Do this:
Reproduce the items from the start through the line containing "- data-point-dot: [343, 153, 347, 158]", with every "x-tick-label" replaced by "x-label" and nothing else changed.

======== Stored records

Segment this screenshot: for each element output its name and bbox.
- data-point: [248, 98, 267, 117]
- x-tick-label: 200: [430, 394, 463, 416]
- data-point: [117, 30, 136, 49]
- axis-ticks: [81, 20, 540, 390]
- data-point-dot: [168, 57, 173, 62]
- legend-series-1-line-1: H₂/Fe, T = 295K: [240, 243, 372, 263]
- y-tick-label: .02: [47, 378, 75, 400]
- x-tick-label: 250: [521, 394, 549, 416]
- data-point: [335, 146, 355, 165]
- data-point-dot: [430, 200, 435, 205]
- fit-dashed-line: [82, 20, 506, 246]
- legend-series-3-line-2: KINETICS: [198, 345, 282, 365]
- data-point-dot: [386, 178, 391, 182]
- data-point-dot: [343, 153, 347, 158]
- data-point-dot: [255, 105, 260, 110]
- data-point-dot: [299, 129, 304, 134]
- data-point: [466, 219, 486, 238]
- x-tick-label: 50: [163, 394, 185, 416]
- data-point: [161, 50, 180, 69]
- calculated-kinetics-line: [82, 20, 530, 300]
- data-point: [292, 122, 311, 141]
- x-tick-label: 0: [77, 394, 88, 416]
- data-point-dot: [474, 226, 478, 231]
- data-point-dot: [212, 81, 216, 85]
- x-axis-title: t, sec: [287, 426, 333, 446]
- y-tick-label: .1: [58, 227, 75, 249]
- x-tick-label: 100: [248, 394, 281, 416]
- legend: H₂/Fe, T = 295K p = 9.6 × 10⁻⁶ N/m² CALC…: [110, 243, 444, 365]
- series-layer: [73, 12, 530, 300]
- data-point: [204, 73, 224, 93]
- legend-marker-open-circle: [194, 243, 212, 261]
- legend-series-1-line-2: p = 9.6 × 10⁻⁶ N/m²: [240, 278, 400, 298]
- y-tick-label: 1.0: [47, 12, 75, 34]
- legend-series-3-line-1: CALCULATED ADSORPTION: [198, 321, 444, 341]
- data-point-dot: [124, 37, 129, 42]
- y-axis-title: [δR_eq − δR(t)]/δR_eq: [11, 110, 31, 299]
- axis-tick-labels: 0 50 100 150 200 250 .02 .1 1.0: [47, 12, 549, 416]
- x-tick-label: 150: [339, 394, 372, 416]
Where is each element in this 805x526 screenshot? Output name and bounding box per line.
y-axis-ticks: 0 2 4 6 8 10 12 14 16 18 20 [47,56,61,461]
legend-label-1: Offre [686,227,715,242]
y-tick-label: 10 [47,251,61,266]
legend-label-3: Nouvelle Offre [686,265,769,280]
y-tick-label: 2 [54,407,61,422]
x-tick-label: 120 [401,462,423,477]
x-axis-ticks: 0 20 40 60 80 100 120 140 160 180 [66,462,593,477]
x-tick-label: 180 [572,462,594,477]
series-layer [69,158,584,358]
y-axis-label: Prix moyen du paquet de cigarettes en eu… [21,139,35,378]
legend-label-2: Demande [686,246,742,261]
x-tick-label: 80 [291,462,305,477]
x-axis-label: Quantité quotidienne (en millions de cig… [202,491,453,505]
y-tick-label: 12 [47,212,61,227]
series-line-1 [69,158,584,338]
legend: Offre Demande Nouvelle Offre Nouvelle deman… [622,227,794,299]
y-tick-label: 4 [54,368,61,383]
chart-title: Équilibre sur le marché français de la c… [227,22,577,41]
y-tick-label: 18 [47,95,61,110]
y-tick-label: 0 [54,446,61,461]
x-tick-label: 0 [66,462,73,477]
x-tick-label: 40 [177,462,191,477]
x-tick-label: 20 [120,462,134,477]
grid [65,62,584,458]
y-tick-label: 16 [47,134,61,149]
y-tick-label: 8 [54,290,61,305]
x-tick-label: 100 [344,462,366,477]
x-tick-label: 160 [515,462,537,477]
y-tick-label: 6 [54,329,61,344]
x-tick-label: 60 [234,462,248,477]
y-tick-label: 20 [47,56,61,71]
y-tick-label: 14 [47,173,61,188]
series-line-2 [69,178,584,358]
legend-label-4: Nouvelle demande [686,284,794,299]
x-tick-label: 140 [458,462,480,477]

================

Output:
Segment this screenshot: for each element output its name and bbox.
- data-point: [248, 98, 267, 117]
- x-label: 200: [430, 394, 463, 416]
- data-point: [117, 30, 136, 49]
- axis-ticks: [81, 20, 540, 390]
- data-point-dot: [168, 57, 173, 62]
- legend-series-1-line-1: H₂/Fe, T = 295K: [240, 243, 372, 263]
- y-tick-label: .02: [47, 378, 75, 400]
- x-label: 250: [521, 394, 549, 416]
- data-point: [335, 146, 355, 165]
- data-point-dot: [430, 200, 435, 205]
- fit-dashed-line: [82, 20, 506, 246]
- legend-series-3-line-2: KINETICS: [198, 345, 282, 365]
- data-point-dot: [386, 178, 391, 182]
- data-point-dot: [343, 153, 347, 158]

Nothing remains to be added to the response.